| Instructions for the task |
Produce an exact copy of the lines from the line that contains "Output the text content of this document." to the end of the listing below.

:::::

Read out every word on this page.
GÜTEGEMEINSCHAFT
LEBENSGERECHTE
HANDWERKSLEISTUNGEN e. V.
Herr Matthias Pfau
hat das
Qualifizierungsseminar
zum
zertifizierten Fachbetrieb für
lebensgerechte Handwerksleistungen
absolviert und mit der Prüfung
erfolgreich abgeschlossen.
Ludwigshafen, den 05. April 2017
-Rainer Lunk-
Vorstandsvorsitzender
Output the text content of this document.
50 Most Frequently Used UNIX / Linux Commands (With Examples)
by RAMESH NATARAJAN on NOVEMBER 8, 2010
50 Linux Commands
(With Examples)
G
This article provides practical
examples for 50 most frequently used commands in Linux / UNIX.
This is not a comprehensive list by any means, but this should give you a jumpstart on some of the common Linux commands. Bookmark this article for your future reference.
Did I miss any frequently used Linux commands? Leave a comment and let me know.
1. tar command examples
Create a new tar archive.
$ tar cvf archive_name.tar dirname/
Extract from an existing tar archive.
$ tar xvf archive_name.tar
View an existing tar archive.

:::::

| Expected answer |
Output the text content of this document.
50 Most Frequently Used UNIX / Linux Commands (With Examples)
by RAMESH NATARAJAN on NOVEMBER 8, 2010
50 Linux Commands
(With Examples)
G
This article provides practical
examples for 50 most frequently used commands in Linux / UNIX.
This is not a comprehensive list by any means, but this should give you a jumpstart on some of the common Linux commands. Bookmark this article for your future reference.
Did I miss any frequently used Linux commands? Leave a comment and let me know.
1. tar command examples
Create a new tar archive.
$ tar cvf archive_name.tar dirname/
Extract from an existing tar archive.
$ tar xvf archive_name.tar
View an existing tar archive.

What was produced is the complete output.